Stated goal
Reproduce the data word for word, from its first line through the line that contains "row-value: ubuntu (188, 405, 228, 420)".

** START OF Provided information **

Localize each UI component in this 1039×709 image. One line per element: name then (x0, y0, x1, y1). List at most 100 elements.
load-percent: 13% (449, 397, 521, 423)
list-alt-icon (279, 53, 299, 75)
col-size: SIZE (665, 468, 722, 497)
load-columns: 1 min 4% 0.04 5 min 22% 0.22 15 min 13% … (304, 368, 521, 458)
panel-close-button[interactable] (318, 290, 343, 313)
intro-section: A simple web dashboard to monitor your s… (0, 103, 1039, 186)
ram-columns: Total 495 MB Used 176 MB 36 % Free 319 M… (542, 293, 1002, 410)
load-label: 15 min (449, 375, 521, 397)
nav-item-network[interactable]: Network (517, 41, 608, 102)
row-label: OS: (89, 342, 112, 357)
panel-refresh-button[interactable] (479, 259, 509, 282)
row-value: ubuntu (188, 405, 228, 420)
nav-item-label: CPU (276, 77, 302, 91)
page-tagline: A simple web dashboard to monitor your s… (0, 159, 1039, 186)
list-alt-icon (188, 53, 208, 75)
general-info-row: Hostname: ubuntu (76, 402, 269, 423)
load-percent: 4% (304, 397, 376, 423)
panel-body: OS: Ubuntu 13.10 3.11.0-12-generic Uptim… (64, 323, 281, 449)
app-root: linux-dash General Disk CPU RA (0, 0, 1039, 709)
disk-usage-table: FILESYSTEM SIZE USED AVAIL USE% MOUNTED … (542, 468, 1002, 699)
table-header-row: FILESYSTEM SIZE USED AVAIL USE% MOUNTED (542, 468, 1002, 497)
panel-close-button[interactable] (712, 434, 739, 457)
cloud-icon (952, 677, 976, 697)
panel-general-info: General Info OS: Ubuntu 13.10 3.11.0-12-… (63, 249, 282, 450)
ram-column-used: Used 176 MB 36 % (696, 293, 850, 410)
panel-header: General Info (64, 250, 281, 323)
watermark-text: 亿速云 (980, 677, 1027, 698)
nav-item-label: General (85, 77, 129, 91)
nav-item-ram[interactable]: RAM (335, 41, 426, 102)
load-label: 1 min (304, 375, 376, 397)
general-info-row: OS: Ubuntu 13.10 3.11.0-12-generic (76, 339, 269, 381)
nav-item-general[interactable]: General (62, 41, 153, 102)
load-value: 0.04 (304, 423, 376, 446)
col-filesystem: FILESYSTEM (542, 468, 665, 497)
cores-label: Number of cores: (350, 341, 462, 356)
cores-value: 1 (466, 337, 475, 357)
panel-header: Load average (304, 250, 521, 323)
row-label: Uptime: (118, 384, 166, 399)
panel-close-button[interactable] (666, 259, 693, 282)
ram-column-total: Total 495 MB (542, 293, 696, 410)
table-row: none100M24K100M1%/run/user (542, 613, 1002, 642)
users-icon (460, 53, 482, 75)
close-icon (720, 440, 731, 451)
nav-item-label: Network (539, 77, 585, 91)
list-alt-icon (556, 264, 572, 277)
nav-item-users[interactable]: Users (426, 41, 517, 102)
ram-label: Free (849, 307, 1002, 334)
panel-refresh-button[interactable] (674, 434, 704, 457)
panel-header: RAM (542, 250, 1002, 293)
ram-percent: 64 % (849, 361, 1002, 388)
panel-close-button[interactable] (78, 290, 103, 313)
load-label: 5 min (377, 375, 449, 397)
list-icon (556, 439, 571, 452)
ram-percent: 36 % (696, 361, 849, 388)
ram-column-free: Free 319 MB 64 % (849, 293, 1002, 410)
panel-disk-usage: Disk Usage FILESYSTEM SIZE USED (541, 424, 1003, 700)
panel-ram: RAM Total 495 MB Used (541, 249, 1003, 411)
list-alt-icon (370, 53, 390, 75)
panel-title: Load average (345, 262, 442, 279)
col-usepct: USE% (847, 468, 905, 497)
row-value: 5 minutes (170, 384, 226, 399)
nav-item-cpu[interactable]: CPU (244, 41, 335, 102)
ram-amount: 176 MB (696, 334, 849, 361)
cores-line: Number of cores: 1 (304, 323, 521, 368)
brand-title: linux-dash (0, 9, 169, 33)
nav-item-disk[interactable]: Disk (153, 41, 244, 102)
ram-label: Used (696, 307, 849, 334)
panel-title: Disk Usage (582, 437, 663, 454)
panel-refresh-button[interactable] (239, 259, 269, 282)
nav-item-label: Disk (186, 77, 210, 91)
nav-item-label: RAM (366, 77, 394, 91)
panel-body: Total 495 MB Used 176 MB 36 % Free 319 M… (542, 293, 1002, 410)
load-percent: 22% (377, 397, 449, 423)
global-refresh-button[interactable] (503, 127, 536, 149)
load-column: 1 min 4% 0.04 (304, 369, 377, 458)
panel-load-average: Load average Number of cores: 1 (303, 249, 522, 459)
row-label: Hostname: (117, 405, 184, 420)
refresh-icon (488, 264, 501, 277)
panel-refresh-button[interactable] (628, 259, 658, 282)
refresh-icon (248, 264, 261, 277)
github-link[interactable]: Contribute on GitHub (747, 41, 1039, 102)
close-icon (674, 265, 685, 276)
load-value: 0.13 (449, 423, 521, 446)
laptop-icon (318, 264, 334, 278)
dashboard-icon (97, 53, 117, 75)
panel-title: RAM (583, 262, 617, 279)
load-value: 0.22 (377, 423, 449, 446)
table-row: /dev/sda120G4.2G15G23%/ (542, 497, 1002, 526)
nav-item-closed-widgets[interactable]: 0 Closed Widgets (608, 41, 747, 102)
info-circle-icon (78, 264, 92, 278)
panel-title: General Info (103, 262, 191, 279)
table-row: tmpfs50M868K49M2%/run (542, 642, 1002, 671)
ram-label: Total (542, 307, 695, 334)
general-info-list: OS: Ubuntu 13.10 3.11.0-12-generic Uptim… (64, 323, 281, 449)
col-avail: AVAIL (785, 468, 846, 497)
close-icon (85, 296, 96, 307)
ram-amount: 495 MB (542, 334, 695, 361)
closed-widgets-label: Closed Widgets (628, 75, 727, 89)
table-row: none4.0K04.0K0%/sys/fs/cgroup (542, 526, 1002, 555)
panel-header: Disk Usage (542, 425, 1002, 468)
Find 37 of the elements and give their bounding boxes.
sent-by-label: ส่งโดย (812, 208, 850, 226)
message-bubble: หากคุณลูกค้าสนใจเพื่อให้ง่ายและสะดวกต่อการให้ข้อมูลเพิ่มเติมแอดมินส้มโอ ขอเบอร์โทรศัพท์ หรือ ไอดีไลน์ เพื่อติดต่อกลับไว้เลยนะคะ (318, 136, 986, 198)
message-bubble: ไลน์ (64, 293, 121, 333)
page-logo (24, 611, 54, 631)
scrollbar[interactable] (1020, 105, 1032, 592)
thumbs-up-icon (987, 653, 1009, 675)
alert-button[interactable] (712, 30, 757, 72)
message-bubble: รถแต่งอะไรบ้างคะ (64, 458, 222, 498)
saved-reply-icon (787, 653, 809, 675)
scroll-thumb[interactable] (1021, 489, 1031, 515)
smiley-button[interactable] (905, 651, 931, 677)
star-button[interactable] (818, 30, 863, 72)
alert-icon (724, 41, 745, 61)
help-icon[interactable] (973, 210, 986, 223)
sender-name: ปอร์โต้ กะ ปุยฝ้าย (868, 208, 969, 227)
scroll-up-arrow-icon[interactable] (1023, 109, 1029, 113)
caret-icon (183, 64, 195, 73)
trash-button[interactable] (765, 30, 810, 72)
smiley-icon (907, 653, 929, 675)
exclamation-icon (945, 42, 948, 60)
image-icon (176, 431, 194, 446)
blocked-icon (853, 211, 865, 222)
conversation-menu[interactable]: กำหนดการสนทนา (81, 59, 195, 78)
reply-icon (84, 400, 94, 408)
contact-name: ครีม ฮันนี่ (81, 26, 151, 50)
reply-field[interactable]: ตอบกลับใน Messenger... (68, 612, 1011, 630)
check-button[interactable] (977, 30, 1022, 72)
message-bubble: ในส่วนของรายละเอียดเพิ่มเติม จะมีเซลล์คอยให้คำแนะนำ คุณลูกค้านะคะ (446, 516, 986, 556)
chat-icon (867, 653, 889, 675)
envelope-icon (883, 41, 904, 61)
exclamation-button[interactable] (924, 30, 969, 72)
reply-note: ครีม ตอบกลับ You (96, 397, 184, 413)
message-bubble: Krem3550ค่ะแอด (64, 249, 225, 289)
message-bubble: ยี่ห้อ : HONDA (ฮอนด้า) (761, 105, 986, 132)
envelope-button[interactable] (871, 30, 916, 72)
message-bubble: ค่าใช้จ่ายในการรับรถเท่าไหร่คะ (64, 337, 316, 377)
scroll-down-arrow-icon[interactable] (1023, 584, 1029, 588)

** END OF Provided information **

Full answer
Localize each UI component in this 1039×709 image. One line per element: name then (x0, y0, x1, y1). List at most 100 elements.
load-percent: 13% (449, 397, 521, 423)
list-alt-icon (279, 53, 299, 75)
col-size: SIZE (665, 468, 722, 497)
load-columns: 1 min 4% 0.04 5 min 22% 0.22 15 min 13% … (304, 368, 521, 458)
panel-close-button[interactable] (318, 290, 343, 313)
intro-section: A simple web dashboard to monitor your s… (0, 103, 1039, 186)
ram-columns: Total 495 MB Used 176 MB 36 % Free 319 M… (542, 293, 1002, 410)
load-label: 15 min (449, 375, 521, 397)
nav-item-network[interactable]: Network (517, 41, 608, 102)
row-label: OS: (89, 342, 112, 357)
panel-refresh-button[interactable] (479, 259, 509, 282)
row-value: ubuntu (188, 405, 228, 420)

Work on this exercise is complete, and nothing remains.